Short problem = Search the material for the string "Today", then return every line where it is found.
───── Data shown
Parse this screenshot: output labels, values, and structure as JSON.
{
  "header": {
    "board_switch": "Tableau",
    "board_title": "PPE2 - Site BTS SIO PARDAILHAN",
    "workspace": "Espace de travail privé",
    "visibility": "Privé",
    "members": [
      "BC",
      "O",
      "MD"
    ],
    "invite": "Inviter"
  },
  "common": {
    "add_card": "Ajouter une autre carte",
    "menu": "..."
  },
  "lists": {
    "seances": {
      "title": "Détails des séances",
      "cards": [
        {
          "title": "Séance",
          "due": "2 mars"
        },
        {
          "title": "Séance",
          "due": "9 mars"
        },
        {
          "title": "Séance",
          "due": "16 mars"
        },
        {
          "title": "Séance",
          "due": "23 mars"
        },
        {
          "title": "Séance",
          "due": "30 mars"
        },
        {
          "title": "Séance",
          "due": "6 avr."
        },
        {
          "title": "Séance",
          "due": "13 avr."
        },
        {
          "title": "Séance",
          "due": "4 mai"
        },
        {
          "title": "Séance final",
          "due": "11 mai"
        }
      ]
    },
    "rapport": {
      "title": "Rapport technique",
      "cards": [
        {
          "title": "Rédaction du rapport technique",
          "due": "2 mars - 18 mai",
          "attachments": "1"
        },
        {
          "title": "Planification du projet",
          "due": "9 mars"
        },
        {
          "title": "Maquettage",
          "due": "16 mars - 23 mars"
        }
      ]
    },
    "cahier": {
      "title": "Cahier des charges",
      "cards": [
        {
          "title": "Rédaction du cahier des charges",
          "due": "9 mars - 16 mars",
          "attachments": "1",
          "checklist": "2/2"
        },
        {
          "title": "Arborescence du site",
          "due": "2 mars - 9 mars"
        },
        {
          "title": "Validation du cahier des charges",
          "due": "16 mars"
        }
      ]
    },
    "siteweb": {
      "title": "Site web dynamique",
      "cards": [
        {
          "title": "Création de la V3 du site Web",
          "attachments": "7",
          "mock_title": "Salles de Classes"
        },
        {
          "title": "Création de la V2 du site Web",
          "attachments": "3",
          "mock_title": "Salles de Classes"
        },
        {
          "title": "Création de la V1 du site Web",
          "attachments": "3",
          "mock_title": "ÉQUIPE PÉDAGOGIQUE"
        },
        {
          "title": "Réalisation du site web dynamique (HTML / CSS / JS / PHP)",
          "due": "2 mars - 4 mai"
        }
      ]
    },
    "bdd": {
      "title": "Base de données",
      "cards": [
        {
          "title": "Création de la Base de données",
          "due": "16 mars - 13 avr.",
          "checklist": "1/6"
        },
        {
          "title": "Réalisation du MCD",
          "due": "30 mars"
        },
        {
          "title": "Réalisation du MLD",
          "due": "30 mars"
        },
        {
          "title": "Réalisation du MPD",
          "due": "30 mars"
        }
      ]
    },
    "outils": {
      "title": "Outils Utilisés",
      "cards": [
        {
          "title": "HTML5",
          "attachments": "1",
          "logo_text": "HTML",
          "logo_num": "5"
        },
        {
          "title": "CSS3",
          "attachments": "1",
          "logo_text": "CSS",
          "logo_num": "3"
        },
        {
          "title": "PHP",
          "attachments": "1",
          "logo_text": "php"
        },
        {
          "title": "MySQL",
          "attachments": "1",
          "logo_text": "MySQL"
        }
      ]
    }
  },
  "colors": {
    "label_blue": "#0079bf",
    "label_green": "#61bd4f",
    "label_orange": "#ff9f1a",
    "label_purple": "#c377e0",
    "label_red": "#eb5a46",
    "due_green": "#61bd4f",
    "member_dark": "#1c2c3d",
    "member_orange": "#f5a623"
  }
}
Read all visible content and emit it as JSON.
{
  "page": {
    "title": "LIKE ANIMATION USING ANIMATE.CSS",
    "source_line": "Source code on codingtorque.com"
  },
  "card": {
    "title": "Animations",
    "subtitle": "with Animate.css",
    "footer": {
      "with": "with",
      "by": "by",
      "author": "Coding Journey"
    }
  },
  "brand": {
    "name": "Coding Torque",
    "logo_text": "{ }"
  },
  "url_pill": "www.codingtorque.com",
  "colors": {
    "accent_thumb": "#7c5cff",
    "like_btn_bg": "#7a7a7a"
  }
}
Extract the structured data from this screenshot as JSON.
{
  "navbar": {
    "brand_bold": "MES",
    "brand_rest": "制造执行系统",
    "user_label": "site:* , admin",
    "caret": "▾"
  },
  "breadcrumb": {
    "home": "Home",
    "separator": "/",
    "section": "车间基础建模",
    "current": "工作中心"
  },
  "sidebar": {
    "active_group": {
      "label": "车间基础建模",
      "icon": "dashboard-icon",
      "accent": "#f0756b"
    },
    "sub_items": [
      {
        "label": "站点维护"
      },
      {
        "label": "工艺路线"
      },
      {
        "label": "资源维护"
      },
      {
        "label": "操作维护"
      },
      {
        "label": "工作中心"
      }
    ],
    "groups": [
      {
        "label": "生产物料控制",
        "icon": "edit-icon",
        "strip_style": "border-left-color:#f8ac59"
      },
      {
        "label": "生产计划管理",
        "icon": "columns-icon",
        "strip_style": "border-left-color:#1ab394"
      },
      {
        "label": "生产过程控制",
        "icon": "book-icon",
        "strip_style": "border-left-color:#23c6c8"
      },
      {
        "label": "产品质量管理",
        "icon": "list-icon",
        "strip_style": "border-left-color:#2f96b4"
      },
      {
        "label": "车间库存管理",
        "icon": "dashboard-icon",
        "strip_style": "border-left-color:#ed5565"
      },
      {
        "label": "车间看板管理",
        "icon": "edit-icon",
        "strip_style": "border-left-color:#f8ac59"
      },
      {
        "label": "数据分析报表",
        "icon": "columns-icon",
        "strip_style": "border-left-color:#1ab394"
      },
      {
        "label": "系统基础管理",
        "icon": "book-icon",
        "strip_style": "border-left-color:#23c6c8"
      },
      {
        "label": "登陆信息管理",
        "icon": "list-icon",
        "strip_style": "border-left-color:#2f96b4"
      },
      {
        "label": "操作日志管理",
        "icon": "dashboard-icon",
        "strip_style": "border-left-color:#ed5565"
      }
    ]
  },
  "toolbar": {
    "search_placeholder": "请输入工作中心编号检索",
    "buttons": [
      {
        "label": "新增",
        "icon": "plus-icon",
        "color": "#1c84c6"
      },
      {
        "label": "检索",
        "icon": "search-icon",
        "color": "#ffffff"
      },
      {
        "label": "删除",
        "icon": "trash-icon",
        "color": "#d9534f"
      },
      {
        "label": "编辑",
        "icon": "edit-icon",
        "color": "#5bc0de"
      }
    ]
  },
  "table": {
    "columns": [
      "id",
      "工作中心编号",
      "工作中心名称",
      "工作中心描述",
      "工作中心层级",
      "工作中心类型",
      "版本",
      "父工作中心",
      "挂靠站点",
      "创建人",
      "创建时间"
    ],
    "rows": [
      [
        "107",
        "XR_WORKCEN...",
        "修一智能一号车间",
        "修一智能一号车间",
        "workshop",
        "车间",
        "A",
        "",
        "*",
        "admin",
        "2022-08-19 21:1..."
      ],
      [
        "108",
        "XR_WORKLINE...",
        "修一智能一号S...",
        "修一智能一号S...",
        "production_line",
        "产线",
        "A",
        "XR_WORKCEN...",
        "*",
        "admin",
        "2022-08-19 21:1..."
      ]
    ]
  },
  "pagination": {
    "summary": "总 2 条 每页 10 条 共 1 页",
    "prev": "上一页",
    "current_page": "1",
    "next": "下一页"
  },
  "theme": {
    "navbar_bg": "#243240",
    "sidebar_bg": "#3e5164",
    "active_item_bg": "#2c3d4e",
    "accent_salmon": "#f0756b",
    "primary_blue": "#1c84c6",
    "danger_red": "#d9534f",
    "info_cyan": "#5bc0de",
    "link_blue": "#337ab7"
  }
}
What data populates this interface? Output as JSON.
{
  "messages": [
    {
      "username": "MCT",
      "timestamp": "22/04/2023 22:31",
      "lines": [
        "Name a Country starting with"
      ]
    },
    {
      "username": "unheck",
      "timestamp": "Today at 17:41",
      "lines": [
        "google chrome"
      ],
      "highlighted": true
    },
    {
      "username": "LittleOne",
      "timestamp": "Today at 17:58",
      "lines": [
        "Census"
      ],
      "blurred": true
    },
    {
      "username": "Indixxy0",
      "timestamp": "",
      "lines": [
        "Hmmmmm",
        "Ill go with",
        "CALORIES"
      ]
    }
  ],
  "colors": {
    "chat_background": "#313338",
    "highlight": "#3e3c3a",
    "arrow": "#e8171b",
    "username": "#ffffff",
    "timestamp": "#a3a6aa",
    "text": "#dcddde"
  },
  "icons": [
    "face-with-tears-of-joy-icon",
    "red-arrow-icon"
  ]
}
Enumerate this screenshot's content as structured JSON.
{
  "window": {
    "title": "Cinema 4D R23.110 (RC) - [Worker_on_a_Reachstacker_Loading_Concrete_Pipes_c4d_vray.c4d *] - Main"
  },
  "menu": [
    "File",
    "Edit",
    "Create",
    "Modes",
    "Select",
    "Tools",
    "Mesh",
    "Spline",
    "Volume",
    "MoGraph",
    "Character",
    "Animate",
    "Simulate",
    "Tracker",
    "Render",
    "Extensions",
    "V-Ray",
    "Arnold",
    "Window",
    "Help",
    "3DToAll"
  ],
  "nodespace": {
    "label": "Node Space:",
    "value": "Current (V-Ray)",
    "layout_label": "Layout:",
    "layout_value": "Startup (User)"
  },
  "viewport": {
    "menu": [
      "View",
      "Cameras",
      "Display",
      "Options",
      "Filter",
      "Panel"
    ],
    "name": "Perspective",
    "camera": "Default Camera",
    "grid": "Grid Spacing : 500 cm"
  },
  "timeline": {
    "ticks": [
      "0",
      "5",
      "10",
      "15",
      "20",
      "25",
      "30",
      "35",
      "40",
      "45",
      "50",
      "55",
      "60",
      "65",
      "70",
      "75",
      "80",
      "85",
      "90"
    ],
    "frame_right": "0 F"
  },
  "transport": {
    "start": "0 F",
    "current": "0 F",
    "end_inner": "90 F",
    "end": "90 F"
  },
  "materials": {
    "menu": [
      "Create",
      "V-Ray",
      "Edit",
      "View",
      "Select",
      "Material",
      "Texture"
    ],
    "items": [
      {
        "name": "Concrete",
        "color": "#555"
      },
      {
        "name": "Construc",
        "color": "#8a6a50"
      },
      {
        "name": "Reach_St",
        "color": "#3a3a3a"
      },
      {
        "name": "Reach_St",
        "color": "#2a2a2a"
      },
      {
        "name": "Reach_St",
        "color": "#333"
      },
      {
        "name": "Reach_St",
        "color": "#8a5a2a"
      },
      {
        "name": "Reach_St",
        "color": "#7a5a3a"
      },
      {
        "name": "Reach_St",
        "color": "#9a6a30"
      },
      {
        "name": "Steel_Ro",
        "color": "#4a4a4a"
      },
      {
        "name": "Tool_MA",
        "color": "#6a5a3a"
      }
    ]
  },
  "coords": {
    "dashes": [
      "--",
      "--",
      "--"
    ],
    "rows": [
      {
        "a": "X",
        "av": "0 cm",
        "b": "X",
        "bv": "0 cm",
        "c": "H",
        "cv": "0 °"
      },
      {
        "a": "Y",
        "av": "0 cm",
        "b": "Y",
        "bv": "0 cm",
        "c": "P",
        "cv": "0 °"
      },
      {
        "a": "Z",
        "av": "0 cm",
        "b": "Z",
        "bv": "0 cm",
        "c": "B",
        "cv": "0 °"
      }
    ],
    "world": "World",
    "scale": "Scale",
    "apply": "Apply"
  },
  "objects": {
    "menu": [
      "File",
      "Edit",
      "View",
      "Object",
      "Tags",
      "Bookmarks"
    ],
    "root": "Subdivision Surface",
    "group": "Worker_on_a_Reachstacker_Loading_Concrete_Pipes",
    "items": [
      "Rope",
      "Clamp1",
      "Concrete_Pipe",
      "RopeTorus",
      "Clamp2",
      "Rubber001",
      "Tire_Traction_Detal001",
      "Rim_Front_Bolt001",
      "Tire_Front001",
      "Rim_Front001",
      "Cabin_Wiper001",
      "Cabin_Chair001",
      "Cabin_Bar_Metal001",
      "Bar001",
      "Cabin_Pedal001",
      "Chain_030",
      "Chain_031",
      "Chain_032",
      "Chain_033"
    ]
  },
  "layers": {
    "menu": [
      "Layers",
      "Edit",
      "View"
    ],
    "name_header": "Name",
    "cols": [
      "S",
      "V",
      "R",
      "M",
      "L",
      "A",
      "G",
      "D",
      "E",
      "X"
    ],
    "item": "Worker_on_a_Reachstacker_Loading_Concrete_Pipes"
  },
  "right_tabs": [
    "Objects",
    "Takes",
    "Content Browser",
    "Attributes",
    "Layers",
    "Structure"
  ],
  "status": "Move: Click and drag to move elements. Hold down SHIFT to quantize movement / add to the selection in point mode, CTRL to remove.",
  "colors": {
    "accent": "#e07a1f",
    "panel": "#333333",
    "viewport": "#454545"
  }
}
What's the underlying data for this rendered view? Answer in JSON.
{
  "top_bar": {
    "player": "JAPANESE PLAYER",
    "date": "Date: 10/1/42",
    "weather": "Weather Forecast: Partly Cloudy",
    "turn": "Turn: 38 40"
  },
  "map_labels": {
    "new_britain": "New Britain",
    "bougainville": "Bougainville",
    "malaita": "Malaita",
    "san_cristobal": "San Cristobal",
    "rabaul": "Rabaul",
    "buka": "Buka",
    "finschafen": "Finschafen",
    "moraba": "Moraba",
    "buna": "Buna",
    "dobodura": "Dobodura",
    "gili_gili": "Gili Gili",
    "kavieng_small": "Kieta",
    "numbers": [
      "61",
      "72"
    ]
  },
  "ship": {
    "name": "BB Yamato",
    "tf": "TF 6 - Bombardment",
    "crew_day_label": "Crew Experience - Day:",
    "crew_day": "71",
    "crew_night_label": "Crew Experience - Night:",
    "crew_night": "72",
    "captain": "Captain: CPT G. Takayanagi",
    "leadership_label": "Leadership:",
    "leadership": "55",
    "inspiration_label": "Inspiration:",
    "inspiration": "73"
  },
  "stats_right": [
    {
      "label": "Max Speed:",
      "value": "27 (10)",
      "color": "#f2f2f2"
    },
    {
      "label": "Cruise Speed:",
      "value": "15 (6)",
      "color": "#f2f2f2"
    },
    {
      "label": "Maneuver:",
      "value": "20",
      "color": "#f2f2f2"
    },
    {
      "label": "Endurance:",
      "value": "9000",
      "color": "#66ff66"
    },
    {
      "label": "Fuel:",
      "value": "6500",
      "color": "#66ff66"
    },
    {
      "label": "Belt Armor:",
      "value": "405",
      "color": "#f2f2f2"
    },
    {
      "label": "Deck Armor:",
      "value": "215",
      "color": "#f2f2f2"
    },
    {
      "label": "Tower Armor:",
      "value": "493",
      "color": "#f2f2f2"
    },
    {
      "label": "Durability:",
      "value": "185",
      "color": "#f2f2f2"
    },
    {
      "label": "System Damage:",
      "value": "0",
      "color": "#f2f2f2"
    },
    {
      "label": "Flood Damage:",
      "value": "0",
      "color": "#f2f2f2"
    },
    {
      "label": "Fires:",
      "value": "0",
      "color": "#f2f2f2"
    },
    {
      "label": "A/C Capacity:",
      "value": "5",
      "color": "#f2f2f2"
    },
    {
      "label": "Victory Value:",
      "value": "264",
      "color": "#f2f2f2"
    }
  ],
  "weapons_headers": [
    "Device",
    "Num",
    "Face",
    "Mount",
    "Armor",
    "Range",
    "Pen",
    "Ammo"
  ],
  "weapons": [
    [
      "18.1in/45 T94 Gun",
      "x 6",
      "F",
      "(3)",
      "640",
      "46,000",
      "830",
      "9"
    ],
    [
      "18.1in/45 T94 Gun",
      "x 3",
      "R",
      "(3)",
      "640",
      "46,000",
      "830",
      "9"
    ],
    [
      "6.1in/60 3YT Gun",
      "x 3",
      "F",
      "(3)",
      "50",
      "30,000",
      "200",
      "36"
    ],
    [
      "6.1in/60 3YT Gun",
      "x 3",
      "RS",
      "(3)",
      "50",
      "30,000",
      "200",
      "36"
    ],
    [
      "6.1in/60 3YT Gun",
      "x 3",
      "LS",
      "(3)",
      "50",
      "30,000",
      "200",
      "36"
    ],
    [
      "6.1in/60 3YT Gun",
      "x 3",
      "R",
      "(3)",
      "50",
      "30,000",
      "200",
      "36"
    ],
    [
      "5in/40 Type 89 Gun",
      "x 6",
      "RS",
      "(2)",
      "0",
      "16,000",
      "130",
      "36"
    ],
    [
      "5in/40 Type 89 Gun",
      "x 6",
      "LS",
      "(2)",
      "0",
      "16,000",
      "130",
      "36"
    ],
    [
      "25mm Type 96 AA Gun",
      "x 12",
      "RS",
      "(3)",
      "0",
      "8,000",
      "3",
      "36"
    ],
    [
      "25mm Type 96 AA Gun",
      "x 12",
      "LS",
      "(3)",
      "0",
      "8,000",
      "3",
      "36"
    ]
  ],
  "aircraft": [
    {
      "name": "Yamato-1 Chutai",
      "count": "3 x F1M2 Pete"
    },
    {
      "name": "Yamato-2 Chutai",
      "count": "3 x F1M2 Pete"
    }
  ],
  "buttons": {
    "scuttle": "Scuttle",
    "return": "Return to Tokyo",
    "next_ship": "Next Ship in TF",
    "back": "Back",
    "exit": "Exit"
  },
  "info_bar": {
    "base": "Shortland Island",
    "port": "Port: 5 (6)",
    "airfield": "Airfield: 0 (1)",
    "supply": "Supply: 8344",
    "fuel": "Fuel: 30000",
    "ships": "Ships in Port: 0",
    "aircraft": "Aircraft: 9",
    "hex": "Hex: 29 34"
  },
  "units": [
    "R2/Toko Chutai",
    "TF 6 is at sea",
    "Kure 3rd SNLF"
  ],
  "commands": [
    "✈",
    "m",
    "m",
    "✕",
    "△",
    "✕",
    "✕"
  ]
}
──────────
Task output =
      "timestamp": "Today at 17:41",
      "timestamp": "Today at 17:58",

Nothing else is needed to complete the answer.